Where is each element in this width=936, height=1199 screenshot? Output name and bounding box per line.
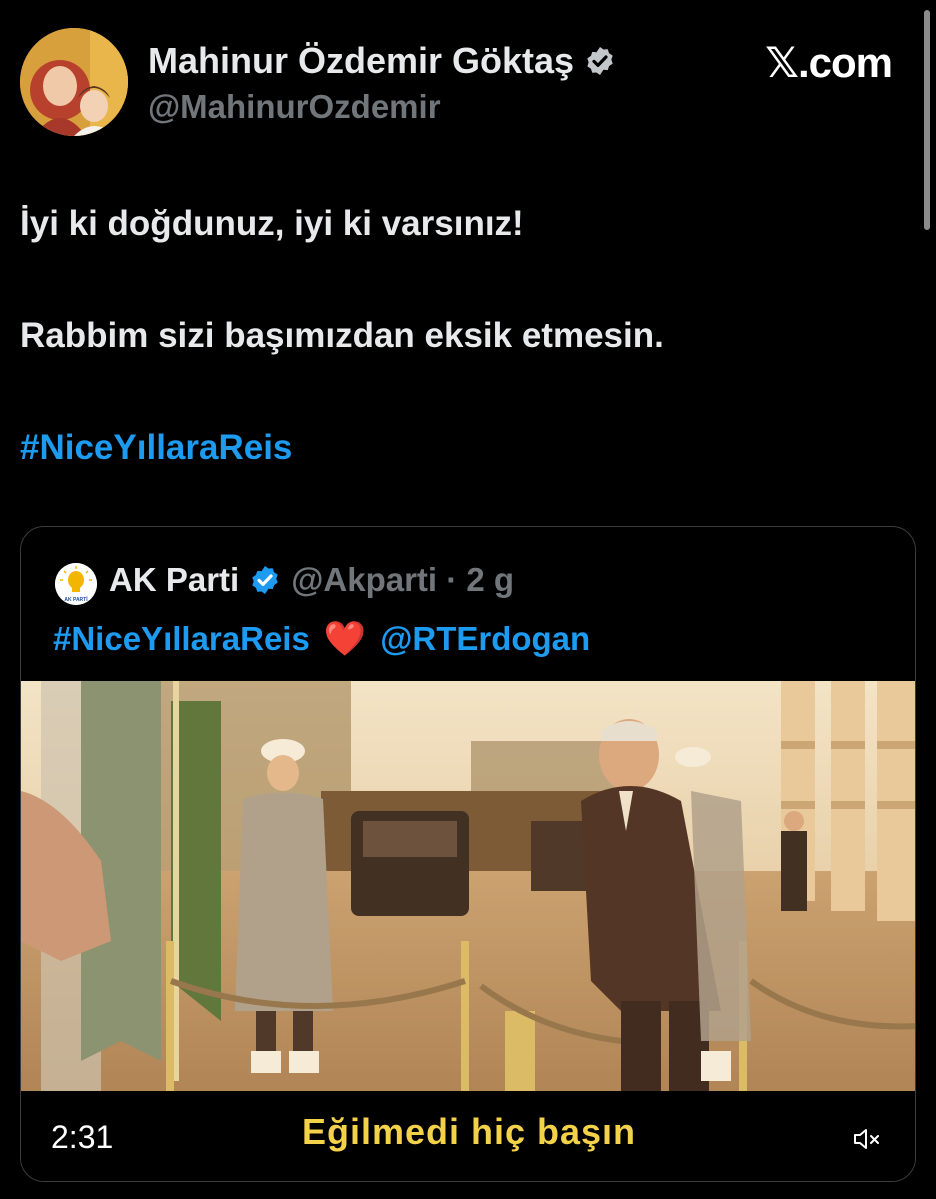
video-controls: 2:31 Eğilmedi hiç başın xyxy=(21,1091,915,1181)
verified-badge-icon xyxy=(587,47,613,75)
author-name-text[interactable]: Mahinur Özdemir Göktaş xyxy=(148,40,574,82)
quoted-tweet-card[interactable]: AK PARTİ AK Parti @Akparti · 2 g #NiceYı… xyxy=(20,526,916,1182)
verified-badge-icon xyxy=(252,566,278,594)
quoted-hashtag-link[interactable]: #NiceYıllaraReis xyxy=(53,620,310,658)
quoted-author-handle-time[interactable]: @Akparti · 2 g xyxy=(291,561,514,599)
mention-link[interactable]: @RTErdogan xyxy=(380,620,590,658)
mute-icon[interactable] xyxy=(853,1127,881,1151)
tweet-text-line-1: İyi ki doğdunuz, iyi ki varsınız! xyxy=(20,204,524,243)
quoted-tweet-header: AK Parti @Akparti · 2 g xyxy=(109,561,514,599)
tweet-text-line-2: Rabbim sizi başımızdan eksik etmesin. xyxy=(20,316,664,355)
heart-emoji: ❤️ xyxy=(323,620,367,658)
video-frame xyxy=(21,681,915,1091)
author-handle[interactable]: @MahinurOzdemir xyxy=(148,88,441,126)
video-subtitle: Eğilmedi hiç başın xyxy=(301,1111,637,1152)
ak-parti-avatar[interactable]: AK PARTİ xyxy=(55,563,97,605)
site-logo: 𝕏.com xyxy=(765,39,893,86)
tweet-hashtag-link[interactable]: #NiceYıllaraReis xyxy=(20,428,292,468)
video-player[interactable] xyxy=(21,681,915,1091)
author-avatar[interactable] xyxy=(20,28,128,136)
scrollbar[interactable] xyxy=(924,10,930,230)
quoted-author-name[interactable]: AK Parti xyxy=(109,561,239,599)
author-name[interactable]: Mahinur Özdemir Göktaş xyxy=(148,40,616,82)
ak-parti-logo-caption: AK PARTİ xyxy=(64,596,88,603)
ak-parti-logo: AK PARTİ xyxy=(55,563,97,605)
quoted-tweet-text: #NiceYıllaraReis ❤️ @RTErdogan xyxy=(53,619,590,659)
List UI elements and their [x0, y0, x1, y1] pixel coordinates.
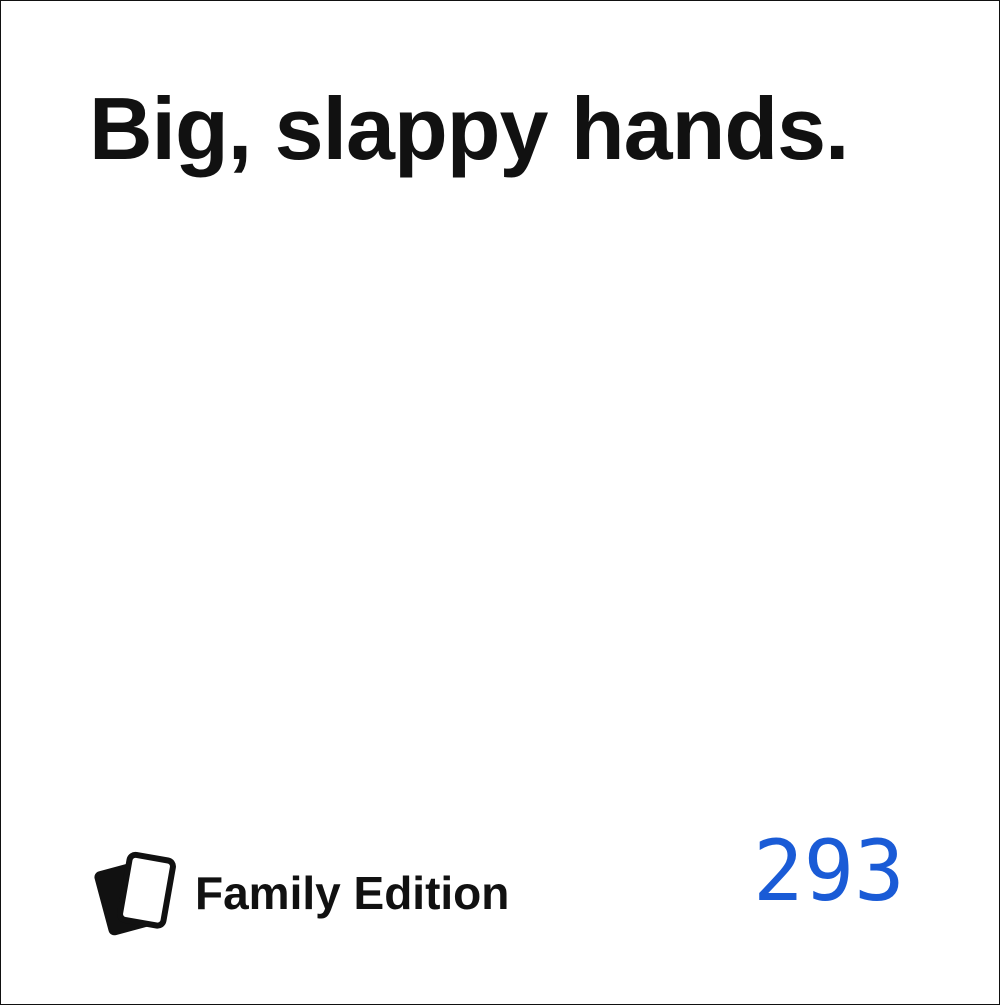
edition-label: Family Edition	[195, 867, 510, 919]
stacked-cards-icon	[94, 851, 176, 936]
white-card: Big, slappy hands. Family Edition 293	[0, 0, 1000, 1005]
card-text: Big, slappy hands.	[89, 79, 849, 178]
card-number: 293	[753, 822, 905, 920]
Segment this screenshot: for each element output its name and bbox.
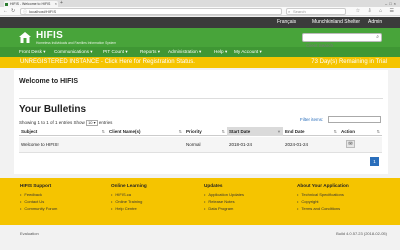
search-icon: ⌕ xyxy=(288,9,291,14)
cell-subject: Welcome to HIFIS! xyxy=(21,142,59,147)
footer-link-feedback[interactable]: Feedback xyxy=(20,191,57,198)
col-action: Action ⇅ xyxy=(339,127,382,136)
app-logo-subtitle: Homeless Individuals and Families Inform… xyxy=(36,41,117,45)
tab-title: HIFIS - Welcome to HIFIS xyxy=(10,2,51,6)
footer-heading: About Your Application xyxy=(297,183,349,188)
col-start-date[interactable]: Start Date ▼ xyxy=(227,127,283,136)
col-end-date-label: End Date xyxy=(285,129,305,134)
table-header: Subject ⇅ Client Name(s) ⇅ Priority ⇅ Start… xyxy=(19,127,382,136)
window-controls[interactable]: –□× xyxy=(385,0,398,7)
footer-col-about: About Your Application Technical Specifi… xyxy=(297,183,349,212)
trial-remaining-text: 73 Day(s) Remaining in Trial xyxy=(311,59,387,65)
app-logo-text[interactable]: HIFIS xyxy=(36,31,63,41)
sort-icon: ⇅ xyxy=(101,129,105,134)
content-panel: Welcome to HIFIS Your Bulletins Showing … xyxy=(14,70,388,174)
col-client-names[interactable]: Client Name(s) ⇅ xyxy=(107,127,184,136)
browser-search-field[interactable]: ⌕ Search xyxy=(286,8,346,15)
cell-end-date: 2024-01-24 xyxy=(285,142,309,147)
entries-info-prefix: Showing 1 to 1 of 1 entries Show xyxy=(19,120,85,125)
footer-link-release-notes[interactable]: Release Notes xyxy=(204,198,244,205)
sort-desc-icon: ▼ xyxy=(277,129,281,134)
site-link[interactable]: Munchkinland Shelter xyxy=(312,17,360,28)
search-icon[interactable]: ⌕ xyxy=(376,34,379,41)
menu-front-desk[interactable]: Front Desk ▾ xyxy=(19,47,46,57)
envelope-icon: ✉ xyxy=(348,141,353,147)
col-priority-label: Priority xyxy=(186,129,202,134)
info-icon: ⓘ xyxy=(23,9,27,14)
footer-col-support: HIFIS Support Feedback Contact Us Commun… xyxy=(20,183,57,212)
cell-start-date: 2018-01-24 xyxy=(229,142,253,147)
client-search-box: ⌕ xyxy=(302,33,382,49)
sort-icon: ⇅ xyxy=(333,129,337,134)
toolbar-icons[interactable]: ☆ ⇩ ⌂ ☰ xyxy=(356,8,397,15)
footer-link-terms[interactable]: Terms and Conditions xyxy=(297,205,349,212)
footer-link-data-program[interactable]: Data Program xyxy=(204,205,244,212)
user-menu[interactable]: Admin xyxy=(368,17,382,28)
menu-administration[interactable]: Administration ▾ xyxy=(168,47,201,57)
app-header: HIFIS Homeless Individuals and Families … xyxy=(0,28,400,49)
footer-link-contact[interactable]: Contact Us xyxy=(20,198,57,205)
browser-search-placeholder: Search xyxy=(293,9,306,14)
environment-label: Evaluation xyxy=(20,231,39,236)
col-client-names-label: Client Name(s) xyxy=(109,129,141,134)
menu-help[interactable]: Help ▾ xyxy=(214,47,227,57)
footer-link-hifis-ca[interactable]: HIFIS.ca xyxy=(111,191,147,198)
url-bar[interactable]: ⓘ localhost/HIFIS xyxy=(20,8,282,15)
footer-link-forum[interactable]: Community Forum xyxy=(20,205,57,212)
view-bulletin-button[interactable]: ✉ xyxy=(346,140,355,148)
bottom-bar: Evaluation Build 4.0.57.23 (2018-02-05) xyxy=(0,225,400,250)
cell-client xyxy=(107,137,109,153)
divider xyxy=(19,98,383,99)
browser-navbar: ← ↻ ⓘ localhost/HIFIS ⌕ Search ☆ ⇩ ⌂ ☰ xyxy=(0,7,400,16)
build-version: Build 4.0.57.23 (2018-02-05) xyxy=(336,231,387,236)
footer-col-updates: Updates Application Updates Release Note… xyxy=(204,183,244,212)
table-row[interactable]: Welcome to HIFIS! Normal 2018-01-24 2024… xyxy=(19,137,382,153)
footer-col-learning: Online Learning HIFIS.ca Online Training… xyxy=(111,183,147,212)
sort-icon: ⇅ xyxy=(178,129,182,134)
house-logo-icon xyxy=(19,32,31,43)
col-start-date-label: Start Date xyxy=(229,129,251,134)
page-size-select[interactable]: 10 ▾ xyxy=(86,120,98,126)
col-end-date[interactable]: End Date ⇅ xyxy=(283,127,339,136)
user-bar: Français Munchkinland Shelter Admin xyxy=(0,17,400,28)
col-action-label: Action xyxy=(341,129,355,134)
filter-label: Filter items: xyxy=(300,117,324,122)
cell-priority: Normal xyxy=(186,142,201,147)
menu-my-account[interactable]: My Account ▾ xyxy=(234,47,262,57)
page-title: Welcome to HIFIS xyxy=(19,78,78,85)
favicon-icon xyxy=(5,2,8,6)
footer-heading: HIFIS Support xyxy=(20,183,52,188)
col-subject-label: Subject xyxy=(21,129,38,134)
main-menu: Front Desk ▾ Communications ▾ PIT Count … xyxy=(0,47,400,57)
entries-info-suffix: entries xyxy=(98,120,113,125)
bulletins-heading: Your Bulletins xyxy=(19,104,87,115)
language-link[interactable]: Français xyxy=(277,17,296,28)
filter-input[interactable] xyxy=(328,116,381,123)
footer-link-help-centre[interactable]: Help Centre xyxy=(111,205,147,212)
registration-status-link[interactable]: UNREGISTERED INSTANCE - Click Here for R… xyxy=(20,57,195,68)
menu-reports[interactable]: Reports ▾ xyxy=(140,47,160,57)
back-icon[interactable]: ← xyxy=(3,8,8,15)
footer-link-copyright[interactable]: Copyright xyxy=(297,198,349,205)
footer-heading: Online Learning xyxy=(111,183,147,188)
refresh-icon[interactable]: ↻ xyxy=(11,8,15,15)
footer-link-app-updates[interactable]: Application Updates xyxy=(204,191,244,198)
entries-info: Showing 1 to 1 of 1 entries Show 10 ▾ en… xyxy=(19,120,112,126)
registration-banner[interactable]: UNREGISTERED INSTANCE - Click Here for R… xyxy=(0,57,400,68)
new-tab-button[interactable]: + xyxy=(60,0,63,7)
browser-tabstrip: HIFIS - Welcome to HIFIS × + –□× xyxy=(0,0,400,7)
footer-link-training[interactable]: Online Training xyxy=(111,198,147,205)
menu-communications[interactable]: Communications ▾ xyxy=(54,47,93,57)
url-text: localhost/HIFIS xyxy=(29,9,57,14)
col-subject[interactable]: Subject ⇅ xyxy=(19,127,107,136)
footer: HIFIS Support Feedback Contact Us Commun… xyxy=(0,178,400,225)
page-size-value: 10 xyxy=(88,120,93,125)
sort-icon: ⇅ xyxy=(376,129,380,134)
footer-link-tech-specs[interactable]: Technical Specifications xyxy=(297,191,349,198)
sort-icon: ⇅ xyxy=(221,129,225,134)
col-priority[interactable]: Priority ⇅ xyxy=(184,127,227,136)
page-1-button[interactable]: 1 xyxy=(370,157,379,166)
menu-pit-count[interactable]: PIT Count ▾ xyxy=(103,47,128,57)
footer-heading: Updates xyxy=(204,183,223,188)
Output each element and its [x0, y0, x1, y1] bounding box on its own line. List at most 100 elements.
=-=-=-=-=
TASK REQUIREMENTS: Reproduce the lines of the listing verbatim, beginning with the line that contains "867, 510, 919]" and continuing through the line that contains "Segment this screenshot: for".

EXERCISE RESPONSE:
edition-label: Family Edition	[195, 867, 510, 919]
stacked-cards-icon	[94, 851, 176, 936]
white-card: Big, slappy hands. Family Edition 293	[0, 0, 1000, 1005]
card-text: Big, slappy hands.	[89, 79, 849, 178]
card-number: 293	[753, 822, 905, 920]
Segment this screenshot: for each element output its name and bbox.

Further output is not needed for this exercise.